* **Records shown**:
_ _ _ _ _ _ _

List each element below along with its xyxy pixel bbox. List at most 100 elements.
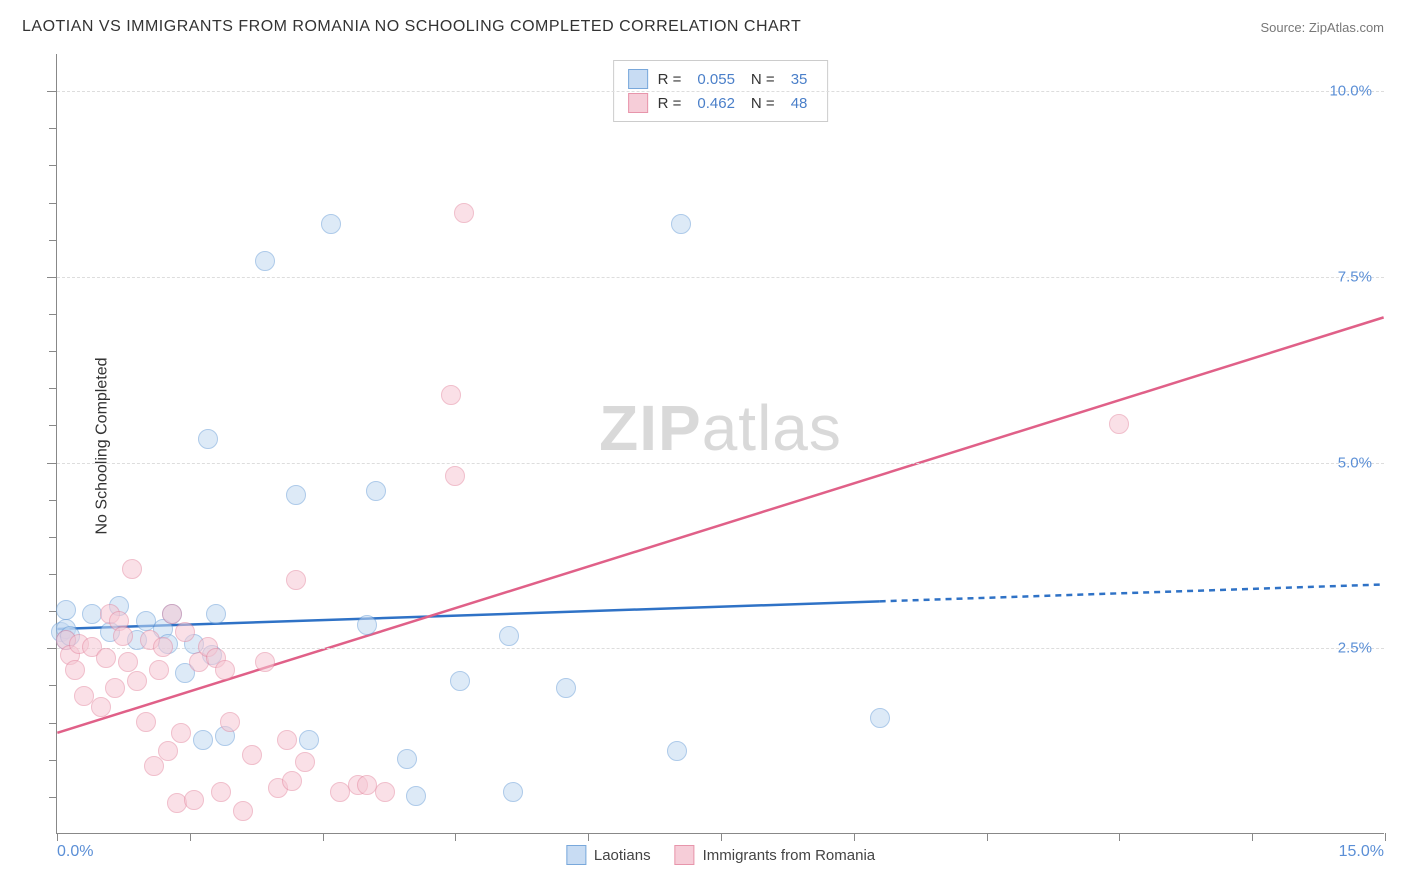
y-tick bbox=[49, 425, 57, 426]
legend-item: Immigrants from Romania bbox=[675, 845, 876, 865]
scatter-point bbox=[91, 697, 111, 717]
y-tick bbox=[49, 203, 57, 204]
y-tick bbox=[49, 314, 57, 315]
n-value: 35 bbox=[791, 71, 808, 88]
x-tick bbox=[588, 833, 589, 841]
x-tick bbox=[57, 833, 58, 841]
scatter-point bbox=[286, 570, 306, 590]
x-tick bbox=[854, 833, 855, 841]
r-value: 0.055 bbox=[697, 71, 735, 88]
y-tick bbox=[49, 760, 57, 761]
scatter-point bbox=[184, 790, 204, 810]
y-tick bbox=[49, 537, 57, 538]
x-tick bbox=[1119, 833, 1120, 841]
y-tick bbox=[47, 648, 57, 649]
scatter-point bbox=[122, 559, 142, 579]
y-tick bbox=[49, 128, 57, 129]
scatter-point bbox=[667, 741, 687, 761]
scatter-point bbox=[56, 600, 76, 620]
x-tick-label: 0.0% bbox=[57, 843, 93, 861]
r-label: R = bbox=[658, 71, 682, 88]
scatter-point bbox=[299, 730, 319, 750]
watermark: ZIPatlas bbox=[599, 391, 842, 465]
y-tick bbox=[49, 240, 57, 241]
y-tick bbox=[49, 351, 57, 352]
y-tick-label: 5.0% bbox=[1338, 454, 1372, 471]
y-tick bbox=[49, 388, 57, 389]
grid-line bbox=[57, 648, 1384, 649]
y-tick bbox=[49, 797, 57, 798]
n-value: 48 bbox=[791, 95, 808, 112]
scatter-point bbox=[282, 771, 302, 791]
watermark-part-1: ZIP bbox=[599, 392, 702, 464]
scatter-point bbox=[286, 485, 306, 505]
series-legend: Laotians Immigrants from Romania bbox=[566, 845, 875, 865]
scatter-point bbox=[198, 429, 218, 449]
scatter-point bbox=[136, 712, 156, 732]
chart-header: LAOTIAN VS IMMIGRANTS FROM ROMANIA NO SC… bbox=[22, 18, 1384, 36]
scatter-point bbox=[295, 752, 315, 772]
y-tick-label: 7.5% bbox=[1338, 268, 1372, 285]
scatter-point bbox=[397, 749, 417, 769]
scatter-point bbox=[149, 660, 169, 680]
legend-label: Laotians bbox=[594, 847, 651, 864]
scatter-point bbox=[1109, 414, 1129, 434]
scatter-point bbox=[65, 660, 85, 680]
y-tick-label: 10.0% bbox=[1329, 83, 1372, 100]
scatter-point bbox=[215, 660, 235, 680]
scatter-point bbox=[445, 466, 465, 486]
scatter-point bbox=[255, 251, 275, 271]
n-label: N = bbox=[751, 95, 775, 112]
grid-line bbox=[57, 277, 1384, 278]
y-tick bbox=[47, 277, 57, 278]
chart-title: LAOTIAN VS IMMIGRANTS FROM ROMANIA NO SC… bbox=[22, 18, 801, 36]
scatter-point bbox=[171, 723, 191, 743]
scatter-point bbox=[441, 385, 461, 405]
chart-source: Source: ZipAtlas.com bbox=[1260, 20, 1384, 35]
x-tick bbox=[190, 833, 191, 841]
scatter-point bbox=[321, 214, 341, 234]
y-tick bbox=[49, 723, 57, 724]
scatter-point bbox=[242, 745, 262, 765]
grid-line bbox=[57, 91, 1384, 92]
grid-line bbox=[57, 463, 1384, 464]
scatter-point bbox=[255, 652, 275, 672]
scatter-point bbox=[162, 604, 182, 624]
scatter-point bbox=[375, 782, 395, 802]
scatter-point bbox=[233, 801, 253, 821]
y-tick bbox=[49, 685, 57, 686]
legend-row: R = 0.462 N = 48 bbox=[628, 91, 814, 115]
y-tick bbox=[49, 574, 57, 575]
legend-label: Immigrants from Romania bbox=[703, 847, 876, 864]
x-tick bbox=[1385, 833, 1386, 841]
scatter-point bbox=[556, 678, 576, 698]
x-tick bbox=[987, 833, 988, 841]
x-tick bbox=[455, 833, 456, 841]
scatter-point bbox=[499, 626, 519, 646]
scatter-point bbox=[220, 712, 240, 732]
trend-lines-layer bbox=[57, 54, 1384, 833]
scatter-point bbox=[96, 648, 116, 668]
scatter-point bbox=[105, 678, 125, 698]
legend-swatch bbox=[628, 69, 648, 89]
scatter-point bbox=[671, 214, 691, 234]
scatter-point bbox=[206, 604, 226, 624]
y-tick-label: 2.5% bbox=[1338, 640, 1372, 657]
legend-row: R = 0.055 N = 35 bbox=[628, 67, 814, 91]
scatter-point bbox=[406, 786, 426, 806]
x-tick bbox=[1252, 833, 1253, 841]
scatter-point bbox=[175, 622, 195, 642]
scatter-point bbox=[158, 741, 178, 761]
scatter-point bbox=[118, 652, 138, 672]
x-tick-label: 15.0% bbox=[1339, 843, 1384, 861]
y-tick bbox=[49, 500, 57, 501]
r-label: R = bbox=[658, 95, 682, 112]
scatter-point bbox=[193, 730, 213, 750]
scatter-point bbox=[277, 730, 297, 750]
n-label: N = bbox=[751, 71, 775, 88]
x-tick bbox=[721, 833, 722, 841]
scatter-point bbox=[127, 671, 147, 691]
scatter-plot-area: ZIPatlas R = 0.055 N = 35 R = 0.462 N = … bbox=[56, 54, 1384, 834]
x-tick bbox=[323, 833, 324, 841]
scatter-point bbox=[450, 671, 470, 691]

_ _ _ _ _ _ _

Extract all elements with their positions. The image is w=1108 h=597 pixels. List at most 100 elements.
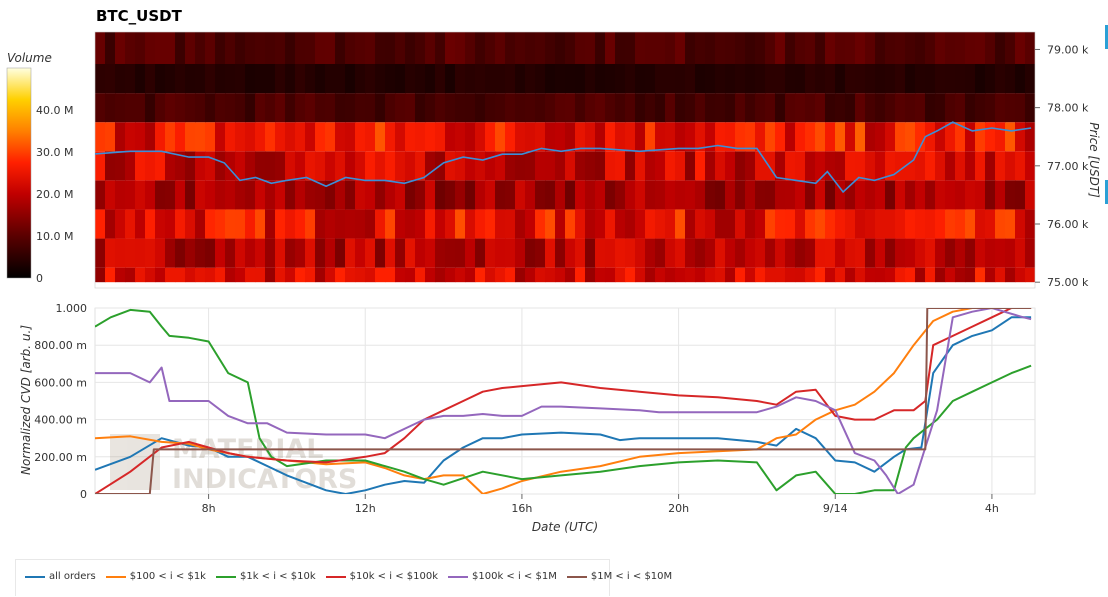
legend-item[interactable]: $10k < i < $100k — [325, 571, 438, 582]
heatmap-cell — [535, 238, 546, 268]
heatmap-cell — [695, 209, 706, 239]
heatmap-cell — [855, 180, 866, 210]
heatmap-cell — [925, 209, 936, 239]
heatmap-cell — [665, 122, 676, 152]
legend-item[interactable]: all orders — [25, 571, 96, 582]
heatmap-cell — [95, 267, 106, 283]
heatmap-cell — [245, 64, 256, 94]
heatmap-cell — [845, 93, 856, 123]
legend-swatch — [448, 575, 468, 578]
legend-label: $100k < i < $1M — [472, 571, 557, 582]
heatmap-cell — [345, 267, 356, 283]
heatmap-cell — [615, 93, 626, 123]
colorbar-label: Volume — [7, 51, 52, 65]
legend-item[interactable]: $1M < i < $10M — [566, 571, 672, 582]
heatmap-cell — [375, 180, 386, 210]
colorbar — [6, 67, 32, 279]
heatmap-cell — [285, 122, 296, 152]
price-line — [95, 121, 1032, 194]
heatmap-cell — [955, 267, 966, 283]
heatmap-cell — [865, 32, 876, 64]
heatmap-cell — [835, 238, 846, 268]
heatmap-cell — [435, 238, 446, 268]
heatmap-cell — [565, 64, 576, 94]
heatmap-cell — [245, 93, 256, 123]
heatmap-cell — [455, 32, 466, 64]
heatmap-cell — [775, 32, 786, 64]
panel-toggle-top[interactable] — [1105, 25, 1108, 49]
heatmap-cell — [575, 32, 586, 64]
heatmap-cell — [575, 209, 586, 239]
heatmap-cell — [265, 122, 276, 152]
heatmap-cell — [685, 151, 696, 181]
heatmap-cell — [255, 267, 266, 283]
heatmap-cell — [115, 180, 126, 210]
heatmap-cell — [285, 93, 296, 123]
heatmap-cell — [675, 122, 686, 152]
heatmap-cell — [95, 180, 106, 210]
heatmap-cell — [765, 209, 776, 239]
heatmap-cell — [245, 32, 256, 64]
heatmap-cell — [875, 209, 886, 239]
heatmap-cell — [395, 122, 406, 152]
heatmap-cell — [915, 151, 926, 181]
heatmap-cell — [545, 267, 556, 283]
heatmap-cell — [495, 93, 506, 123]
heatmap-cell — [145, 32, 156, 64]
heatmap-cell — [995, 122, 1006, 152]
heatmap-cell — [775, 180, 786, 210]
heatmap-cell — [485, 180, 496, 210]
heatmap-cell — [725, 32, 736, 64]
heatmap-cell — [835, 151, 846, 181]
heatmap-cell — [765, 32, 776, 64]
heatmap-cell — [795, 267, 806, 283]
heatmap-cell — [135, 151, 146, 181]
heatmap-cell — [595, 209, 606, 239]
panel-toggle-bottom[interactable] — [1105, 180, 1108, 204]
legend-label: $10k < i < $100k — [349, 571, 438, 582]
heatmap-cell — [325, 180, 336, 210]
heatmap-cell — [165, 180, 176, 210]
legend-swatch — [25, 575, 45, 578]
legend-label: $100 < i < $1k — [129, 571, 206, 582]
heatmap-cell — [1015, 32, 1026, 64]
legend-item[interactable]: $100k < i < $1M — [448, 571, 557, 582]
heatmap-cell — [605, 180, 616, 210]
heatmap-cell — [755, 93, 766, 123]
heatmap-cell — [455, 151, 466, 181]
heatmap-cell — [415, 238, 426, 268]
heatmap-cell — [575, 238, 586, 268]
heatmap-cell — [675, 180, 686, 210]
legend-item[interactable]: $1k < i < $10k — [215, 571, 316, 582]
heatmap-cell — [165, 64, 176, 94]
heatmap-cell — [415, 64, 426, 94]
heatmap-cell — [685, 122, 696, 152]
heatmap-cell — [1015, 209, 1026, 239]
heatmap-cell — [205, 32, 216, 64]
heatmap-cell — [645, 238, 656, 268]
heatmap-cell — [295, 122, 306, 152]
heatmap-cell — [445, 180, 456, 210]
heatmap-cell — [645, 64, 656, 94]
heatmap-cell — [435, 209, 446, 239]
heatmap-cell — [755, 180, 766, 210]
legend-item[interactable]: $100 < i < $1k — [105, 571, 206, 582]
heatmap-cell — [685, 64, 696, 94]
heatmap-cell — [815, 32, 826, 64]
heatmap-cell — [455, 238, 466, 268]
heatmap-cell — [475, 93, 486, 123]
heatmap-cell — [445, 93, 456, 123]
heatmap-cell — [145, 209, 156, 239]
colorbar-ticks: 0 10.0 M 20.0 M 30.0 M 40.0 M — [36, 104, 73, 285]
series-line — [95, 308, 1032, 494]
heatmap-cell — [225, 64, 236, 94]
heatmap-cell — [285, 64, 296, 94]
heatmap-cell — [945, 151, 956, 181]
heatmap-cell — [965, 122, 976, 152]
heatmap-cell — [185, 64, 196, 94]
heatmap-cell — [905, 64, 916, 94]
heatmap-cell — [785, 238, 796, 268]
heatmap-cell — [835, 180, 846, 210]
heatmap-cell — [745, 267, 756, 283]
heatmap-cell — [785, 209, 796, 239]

_ _ _ _ _ _ _

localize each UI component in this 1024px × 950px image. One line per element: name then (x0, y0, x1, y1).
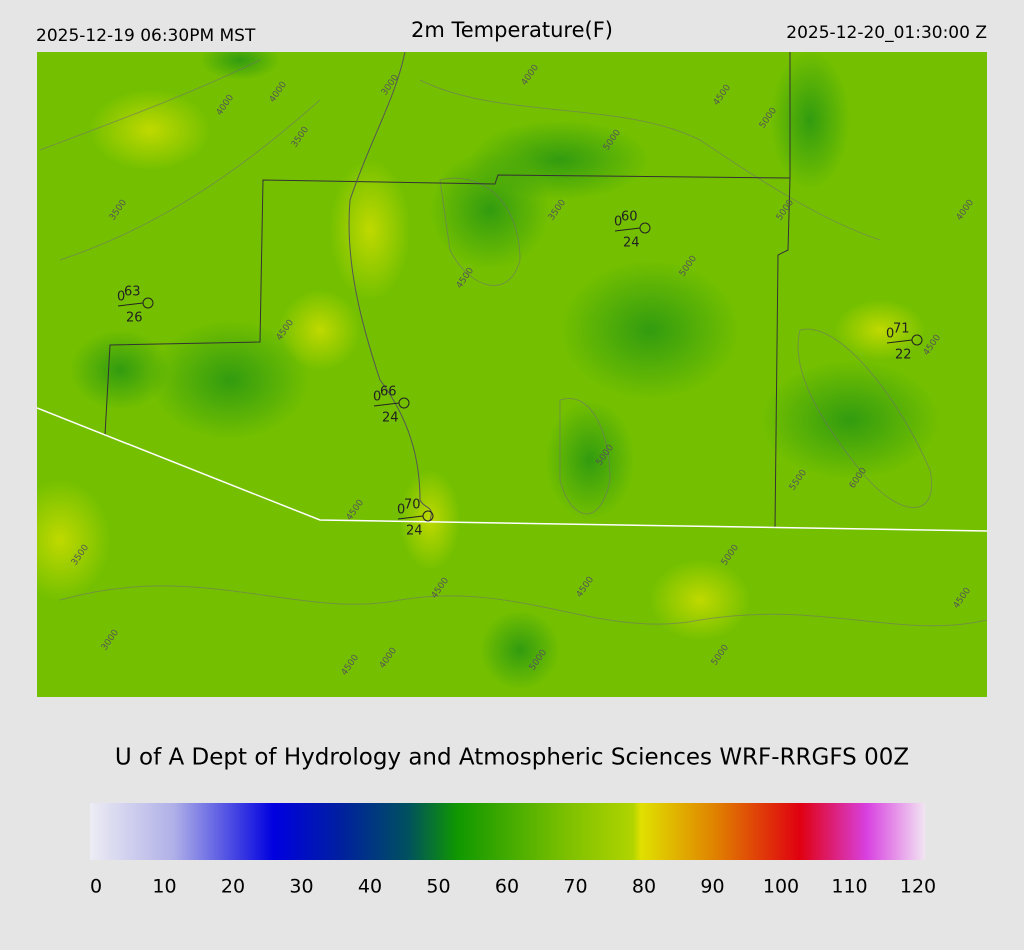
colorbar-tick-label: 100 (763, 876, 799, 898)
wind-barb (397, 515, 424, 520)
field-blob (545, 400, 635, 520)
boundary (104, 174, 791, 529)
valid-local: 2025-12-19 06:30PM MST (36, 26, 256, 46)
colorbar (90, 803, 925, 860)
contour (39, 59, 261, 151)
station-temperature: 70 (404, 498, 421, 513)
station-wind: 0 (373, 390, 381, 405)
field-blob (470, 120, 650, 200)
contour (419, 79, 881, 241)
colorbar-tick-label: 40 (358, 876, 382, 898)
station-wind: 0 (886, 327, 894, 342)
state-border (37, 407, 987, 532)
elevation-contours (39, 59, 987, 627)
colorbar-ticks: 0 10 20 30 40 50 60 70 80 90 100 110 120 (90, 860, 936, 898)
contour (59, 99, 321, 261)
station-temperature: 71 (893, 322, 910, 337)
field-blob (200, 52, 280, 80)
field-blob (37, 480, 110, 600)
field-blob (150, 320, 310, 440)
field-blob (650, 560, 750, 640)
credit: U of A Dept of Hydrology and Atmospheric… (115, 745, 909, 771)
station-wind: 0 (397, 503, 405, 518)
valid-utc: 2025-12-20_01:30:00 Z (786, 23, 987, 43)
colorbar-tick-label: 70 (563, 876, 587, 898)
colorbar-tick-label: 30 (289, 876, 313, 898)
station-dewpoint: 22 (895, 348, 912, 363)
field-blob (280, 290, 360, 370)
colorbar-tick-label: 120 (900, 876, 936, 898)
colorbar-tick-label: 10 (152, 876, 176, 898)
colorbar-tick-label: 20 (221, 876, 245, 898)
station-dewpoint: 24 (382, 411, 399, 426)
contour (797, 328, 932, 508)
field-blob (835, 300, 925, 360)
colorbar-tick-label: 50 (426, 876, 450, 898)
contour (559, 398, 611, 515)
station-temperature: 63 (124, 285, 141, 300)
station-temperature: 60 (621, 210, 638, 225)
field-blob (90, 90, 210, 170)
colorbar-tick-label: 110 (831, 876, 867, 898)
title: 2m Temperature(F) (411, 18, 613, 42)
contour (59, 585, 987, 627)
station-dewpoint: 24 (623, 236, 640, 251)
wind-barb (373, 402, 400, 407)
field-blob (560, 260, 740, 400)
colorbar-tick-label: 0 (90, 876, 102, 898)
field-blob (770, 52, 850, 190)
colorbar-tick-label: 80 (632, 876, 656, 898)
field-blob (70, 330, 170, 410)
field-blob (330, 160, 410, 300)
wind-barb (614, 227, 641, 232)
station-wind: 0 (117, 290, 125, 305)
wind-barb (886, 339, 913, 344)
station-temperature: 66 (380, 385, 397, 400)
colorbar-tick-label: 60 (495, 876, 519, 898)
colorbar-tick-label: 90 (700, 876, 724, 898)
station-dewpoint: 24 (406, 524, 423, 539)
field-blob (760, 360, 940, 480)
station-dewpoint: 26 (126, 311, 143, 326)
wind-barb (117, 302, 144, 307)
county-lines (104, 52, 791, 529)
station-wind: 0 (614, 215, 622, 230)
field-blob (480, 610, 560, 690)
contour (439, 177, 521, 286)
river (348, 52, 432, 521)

_ _ _ _ _ _ _

* **What is required**:
Render the lines of the records above as a Markdown table with the columns "Row" and "Line", numbering each line and leaving out blank lines. Begin at the line that contains "y-tick bbox=[49, 425, 57, 426]" and stop after the line that contains "scatter-point bbox=[136, 712, 156, 732]".

* **Solution**:
| Row | Line |
|---|---|
| 1 | y-tick bbox=[49, 425, 57, 426] |
| 2 | legend-item: Immigrants from Romania bbox=[675, 845, 876, 865] |
| 3 | scatter-point bbox=[91, 697, 111, 717] |
| 4 | y-tick bbox=[49, 203, 57, 204] |
| 5 | y-tick bbox=[49, 314, 57, 315] |
| 6 | n-value: 35 bbox=[791, 71, 808, 88] |
| 7 | x-tick bbox=[588, 833, 589, 841] |
| 8 | x-tick bbox=[57, 833, 58, 841] |
| 9 | scatter-point bbox=[286, 570, 306, 590] |
| 10 | x-tick bbox=[854, 833, 855, 841] |
| 11 | r-value: 0.055 bbox=[697, 71, 735, 88] |
| 12 | y-tick bbox=[49, 760, 57, 761] |
| 13 | scatter-point bbox=[184, 790, 204, 810] |
| 14 | y-tick bbox=[49, 537, 57, 538] |
| 15 | x-tick bbox=[1119, 833, 1120, 841] |
| 16 | y-tick bbox=[47, 648, 57, 649] |
| 17 | scatter-point bbox=[122, 559, 142, 579] |
| 18 | y-tick bbox=[49, 128, 57, 129] |
| 19 | scatter-point bbox=[667, 741, 687, 761] |
| 20 | scatter-point bbox=[56, 600, 76, 620] |
| 21 | x-tick-label: 0.0% bbox=[57, 843, 93, 861] |
| 22 | r-label: R = bbox=[658, 71, 682, 88] |
| 23 | scatter-point bbox=[299, 730, 319, 750] |
| 24 | watermark: ZIPatlas bbox=[599, 391, 842, 465] |
| 25 | y-tick bbox=[49, 240, 57, 241] |
| 26 | y-tick bbox=[49, 351, 57, 352] |
| 27 | y-tick-label: 5.0% bbox=[1338, 454, 1372, 471] |
| 28 | y-tick bbox=[49, 388, 57, 389] |
| 29 | grid-line bbox=[57, 648, 1384, 649] |
| 30 | y-tick bbox=[49, 797, 57, 798] |
| 31 | n-value: 48 bbox=[791, 95, 808, 112] |
| 32 | scatter-point bbox=[282, 771, 302, 791] |
| 33 | watermark-part-1: ZIP bbox=[599, 392, 702, 464] |
| 34 | scatter-point bbox=[286, 485, 306, 505] |
| 35 | series-legend: Laotians Immigrants from Romania bbox=[566, 845, 875, 865] |
| 36 | scatter-point bbox=[198, 429, 218, 449] |
| 37 | scatter-point bbox=[136, 712, 156, 732] |